START

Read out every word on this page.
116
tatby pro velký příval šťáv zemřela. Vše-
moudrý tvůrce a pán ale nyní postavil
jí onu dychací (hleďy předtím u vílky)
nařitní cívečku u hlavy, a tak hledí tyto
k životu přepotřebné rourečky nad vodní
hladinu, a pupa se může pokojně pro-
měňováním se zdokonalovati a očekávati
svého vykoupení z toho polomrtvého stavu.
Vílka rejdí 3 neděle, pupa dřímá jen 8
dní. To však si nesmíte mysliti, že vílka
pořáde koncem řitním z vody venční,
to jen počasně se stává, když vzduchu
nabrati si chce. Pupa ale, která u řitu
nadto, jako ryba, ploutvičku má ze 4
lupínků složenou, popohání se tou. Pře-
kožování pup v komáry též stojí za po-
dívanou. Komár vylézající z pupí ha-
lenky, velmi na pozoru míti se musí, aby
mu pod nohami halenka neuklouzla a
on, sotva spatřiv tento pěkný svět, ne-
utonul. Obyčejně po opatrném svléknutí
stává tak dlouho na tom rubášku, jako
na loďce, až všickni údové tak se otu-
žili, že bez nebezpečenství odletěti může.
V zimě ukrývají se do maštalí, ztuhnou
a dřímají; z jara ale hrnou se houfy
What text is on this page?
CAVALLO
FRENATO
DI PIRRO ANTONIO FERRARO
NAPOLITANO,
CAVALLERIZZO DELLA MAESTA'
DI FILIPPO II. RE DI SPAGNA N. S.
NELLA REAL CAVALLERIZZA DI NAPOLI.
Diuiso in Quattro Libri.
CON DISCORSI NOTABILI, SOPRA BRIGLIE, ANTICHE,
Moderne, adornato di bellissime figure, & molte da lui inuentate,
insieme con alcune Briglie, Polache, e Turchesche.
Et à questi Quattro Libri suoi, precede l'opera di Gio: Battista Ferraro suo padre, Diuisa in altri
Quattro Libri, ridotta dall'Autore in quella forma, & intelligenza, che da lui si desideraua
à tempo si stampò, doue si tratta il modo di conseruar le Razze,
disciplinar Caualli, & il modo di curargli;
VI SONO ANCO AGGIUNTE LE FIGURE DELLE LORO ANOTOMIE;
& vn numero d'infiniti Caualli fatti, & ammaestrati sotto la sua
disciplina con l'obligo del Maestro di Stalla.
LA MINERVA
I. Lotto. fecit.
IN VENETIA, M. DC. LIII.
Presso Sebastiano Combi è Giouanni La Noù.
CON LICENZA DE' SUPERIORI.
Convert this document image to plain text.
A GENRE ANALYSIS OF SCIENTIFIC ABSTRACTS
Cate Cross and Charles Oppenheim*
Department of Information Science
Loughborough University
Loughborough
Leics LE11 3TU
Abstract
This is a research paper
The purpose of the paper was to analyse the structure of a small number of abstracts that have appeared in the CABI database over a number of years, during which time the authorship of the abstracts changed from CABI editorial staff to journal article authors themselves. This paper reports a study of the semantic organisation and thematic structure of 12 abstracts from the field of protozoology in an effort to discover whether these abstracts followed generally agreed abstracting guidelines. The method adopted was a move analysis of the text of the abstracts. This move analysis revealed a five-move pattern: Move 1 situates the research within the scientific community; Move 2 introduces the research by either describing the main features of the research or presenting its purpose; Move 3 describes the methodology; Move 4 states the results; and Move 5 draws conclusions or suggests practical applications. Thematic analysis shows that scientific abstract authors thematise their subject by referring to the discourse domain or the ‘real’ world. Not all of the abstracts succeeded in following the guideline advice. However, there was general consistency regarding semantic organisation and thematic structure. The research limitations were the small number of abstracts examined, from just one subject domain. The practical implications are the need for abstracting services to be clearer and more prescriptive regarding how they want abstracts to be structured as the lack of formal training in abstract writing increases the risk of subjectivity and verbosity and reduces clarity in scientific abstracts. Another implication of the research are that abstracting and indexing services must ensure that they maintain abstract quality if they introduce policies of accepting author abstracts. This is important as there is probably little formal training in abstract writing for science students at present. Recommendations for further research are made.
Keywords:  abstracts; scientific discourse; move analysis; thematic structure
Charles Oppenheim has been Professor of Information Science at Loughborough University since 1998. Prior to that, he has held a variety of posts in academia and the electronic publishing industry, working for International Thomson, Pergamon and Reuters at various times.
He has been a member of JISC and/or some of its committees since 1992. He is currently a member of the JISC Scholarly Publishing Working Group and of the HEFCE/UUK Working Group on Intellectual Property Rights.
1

END

_Your goal_
Reply with nothing but a number: how many lines of the entries above contain the string "Caualli"?

_Complete response_
2